**JOB:** The listing must be reproduced in full, exactly as it stands.

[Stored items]
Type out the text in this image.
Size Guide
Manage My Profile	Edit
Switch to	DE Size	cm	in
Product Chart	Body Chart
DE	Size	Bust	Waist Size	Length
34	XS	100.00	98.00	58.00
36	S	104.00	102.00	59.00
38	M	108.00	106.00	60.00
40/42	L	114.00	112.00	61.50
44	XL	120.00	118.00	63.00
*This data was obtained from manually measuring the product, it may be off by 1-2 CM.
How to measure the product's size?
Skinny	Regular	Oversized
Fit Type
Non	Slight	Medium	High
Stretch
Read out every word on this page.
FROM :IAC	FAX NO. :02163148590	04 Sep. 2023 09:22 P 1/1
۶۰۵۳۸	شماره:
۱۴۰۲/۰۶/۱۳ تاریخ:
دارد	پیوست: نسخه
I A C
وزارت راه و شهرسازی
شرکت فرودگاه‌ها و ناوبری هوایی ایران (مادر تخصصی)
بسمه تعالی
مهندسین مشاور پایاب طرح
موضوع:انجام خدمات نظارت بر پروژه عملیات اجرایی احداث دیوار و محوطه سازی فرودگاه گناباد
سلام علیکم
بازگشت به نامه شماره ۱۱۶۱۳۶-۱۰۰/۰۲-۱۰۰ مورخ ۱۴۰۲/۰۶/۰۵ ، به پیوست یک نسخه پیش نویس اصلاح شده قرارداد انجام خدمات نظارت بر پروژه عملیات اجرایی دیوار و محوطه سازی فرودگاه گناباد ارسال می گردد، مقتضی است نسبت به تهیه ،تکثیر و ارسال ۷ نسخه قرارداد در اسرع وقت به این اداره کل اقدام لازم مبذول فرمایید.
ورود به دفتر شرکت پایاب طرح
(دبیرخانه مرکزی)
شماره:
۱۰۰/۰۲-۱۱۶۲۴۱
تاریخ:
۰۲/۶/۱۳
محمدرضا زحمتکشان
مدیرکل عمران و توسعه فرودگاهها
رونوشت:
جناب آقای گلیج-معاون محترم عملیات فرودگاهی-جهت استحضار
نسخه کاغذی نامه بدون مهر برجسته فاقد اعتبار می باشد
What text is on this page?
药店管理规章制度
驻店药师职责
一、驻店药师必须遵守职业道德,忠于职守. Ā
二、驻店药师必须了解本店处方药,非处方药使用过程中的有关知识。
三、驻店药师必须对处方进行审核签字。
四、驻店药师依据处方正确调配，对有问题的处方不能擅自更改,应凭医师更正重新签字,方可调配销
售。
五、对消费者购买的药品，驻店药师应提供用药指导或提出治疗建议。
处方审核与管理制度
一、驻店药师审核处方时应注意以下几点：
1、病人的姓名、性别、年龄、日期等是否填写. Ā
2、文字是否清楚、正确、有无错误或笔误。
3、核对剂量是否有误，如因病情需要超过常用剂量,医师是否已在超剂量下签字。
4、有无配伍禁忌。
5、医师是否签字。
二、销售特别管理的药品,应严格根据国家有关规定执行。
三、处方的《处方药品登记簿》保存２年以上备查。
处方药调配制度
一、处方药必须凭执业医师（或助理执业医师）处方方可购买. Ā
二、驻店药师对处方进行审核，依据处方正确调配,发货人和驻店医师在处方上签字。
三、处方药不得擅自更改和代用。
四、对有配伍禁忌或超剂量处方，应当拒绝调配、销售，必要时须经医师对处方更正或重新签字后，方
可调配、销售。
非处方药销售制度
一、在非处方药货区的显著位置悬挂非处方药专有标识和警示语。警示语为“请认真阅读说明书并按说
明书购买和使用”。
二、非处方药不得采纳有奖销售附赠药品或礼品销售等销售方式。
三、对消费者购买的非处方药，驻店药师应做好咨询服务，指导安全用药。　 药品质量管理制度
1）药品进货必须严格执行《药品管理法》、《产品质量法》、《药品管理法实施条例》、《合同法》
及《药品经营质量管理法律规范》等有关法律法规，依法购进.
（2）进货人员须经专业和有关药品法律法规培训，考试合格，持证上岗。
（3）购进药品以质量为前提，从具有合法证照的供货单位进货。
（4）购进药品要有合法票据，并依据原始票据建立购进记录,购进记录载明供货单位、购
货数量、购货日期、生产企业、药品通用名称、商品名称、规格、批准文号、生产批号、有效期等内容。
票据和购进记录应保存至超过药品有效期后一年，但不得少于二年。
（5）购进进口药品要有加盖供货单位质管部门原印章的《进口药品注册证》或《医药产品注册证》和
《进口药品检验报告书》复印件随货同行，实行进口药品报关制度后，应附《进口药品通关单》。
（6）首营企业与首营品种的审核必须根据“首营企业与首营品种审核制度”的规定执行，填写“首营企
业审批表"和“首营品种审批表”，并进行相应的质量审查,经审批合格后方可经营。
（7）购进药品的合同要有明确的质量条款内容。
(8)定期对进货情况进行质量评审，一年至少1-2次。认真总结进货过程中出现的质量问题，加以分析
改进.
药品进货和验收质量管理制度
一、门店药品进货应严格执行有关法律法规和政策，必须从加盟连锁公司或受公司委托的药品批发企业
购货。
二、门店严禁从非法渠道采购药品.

**SOLUTION TO THIS PROBLEM:**
Type out the text in this image.
Size Guide
Manage My Profile	Edit
Switch to	DE Size	cm	in
Product Chart	Body Chart
DE	Size	Bust	Waist Size	Length
34	XS	100.00	98.00	58.00
36	S	104.00	102.00	59.00
38	M	108.00	106.00	60.00
40/42	L	114.00	112.00	61.50
44	XL	120.00	118.00	63.00
*This data was obtained from manually measuring the product, it may be off by 1-2 CM.
How to measure the product's size?
Skinny	Regular	Oversized
Fit Type
Non	Slight	Medium	High
Stretch
Read out every word on this page.
FROM :IAC	FAX NO. :02163148590	04 Sep. 2023 09:22 P 1/1
۶۰۵۳۸	شماره:
۱۴۰۲/۰۶/۱۳ تاریخ:
دارد	پیوست: نسخه
I A C
وزارت راه و شهرسازی
شرکت فرودگاه‌ها و ناوبری هوایی ایران (مادر تخصصی)
بسمه تعالی
مهندسین مشاور پایاب طرح
موضوع:انجام خدمات نظارت بر پروژه عملیات اجرایی احداث دیوار و محوطه سازی فرودگاه گناباد
سلام علیکم
بازگشت به نامه شماره ۱۱۶۱۳۶-۱۰۰/۰۲-۱۰۰ مورخ ۱۴۰۲/۰۶/۰۵ ، به پیوست یک نسخه پیش نویس اصلاح شده قرارداد انجام خدمات نظارت بر پروژه عملیات اجرایی دیوار و محوطه سازی فرودگاه گناباد ارسال می گردد، مقتضی است نسبت به تهیه ،تکثیر و ارسال ۷ نسخه قرارداد در اسرع وقت به این اداره کل اقدام لازم مبذول فرمایید.
ورود به دفتر شرکت پایاب طرح
(دبیرخانه مرکزی)
شماره:
۱۰۰/۰۲-۱۱۶۲۴۱
تاریخ:
۰۲/۶/۱۳
محمدرضا زحمتکشان
مدیرکل عمران و توسعه فرودگاهها
رونوشت:
جناب آقای گلیج-معاون محترم عملیات فرودگاهی-جهت استحضار
نسخه کاغذی نامه بدون مهر برجسته فاقد اعتبار می باشد
What text is on this page?
药店管理规章制度
驻店药师职责
一、驻店药师必须遵守职业道德,忠于职守. Ā
二、驻店药师必须了解本店处方药,非处方药使用过程中的有关知识。
三、驻店药师必须对处方进行审核签字。
四、驻店药师依据处方正确调配，对有问题的处方不能擅自更改,应凭医师更正重新签字,方可调配销
售。
五、对消费者购买的药品，驻店药师应提供用药指导或提出治疗建议。
处方审核与管理制度
一、驻店药师审核处方时应注意以下几点：
1、病人的姓名、性别、年龄、日期等是否填写. Ā
2、文字是否清楚、正确、有无错误或笔误。
3、核对剂量是否有误，如因病情需要超过常用剂量,医师是否已在超剂量下签字。
4、有无配伍禁忌。
5、医师是否签字。
二、销售特别管理的药品,应严格根据国家有关规定执行。
三、处方的《处方药品登记簿》保存２年以上备查。
处方药调配制度
一、处方药必须凭执业医师（或助理执业医师）处方方可购买. Ā
二、驻店药师对处方进行审核，依据处方正确调配,发货人和驻店医师在处方上签字。
三、处方药不得擅自更改和代用。
四、对有配伍禁忌或超剂量处方，应当拒绝调配、销售，必要时须经医师对处方更正或重新签字后，方
可调配、销售。
非处方药销售制度
一、在非处方药货区的显著位置悬挂非处方药专有标识和警示语。警示语为“请认真阅读说明书并按说
明书购买和使用”。
二、非处方药不得采纳有奖销售附赠药品或礼品销售等销售方式。
三、对消费者购买的非处方药，驻店药师应做好咨询服务，指导安全用药。　 药品质量管理制度
1）药品进货必须严格执行《药品管理法》、《产品质量法》、《药品管理法实施条例》、《合同法》
及《药品经营质量管理法律规范》等有关法律法规，依法购进.
（2）进货人员须经专业和有关药品法律法规培训，考试合格，持证上岗。
（3）购进药品以质量为前提，从具有合法证照的供货单位进货。
（4）购进药品要有合法票据，并依据原始票据建立购进记录,购进记录载明供货单位、购
货数量、购货日期、生产企业、药品通用名称、商品名称、规格、批准文号、生产批号、有效期等内容。
票据和购进记录应保存至超过药品有效期后一年，但不得少于二年。
（5）购进进口药品要有加盖供货单位质管部门原印章的《进口药品注册证》或《医药产品注册证》和
《进口药品检验报告书》复印件随货同行，实行进口药品报关制度后，应附《进口药品通关单》。
（6）首营企业与首营品种的审核必须根据“首营企业与首营品种审核制度”的规定执行，填写“首营企
业审批表"和“首营品种审批表”，并进行相应的质量审查,经审批合格后方可经营。
（7）购进药品的合同要有明确的质量条款内容。
(8)定期对进货情况进行质量评审，一年至少1-2次。认真总结进货过程中出现的质量问题，加以分析
改进.
药品进货和验收质量管理制度
一、门店药品进货应严格执行有关法律法规和政策，必须从加盟连锁公司或受公司委托的药品批发企业
购货。
二、门店严禁从非法渠道采购药品.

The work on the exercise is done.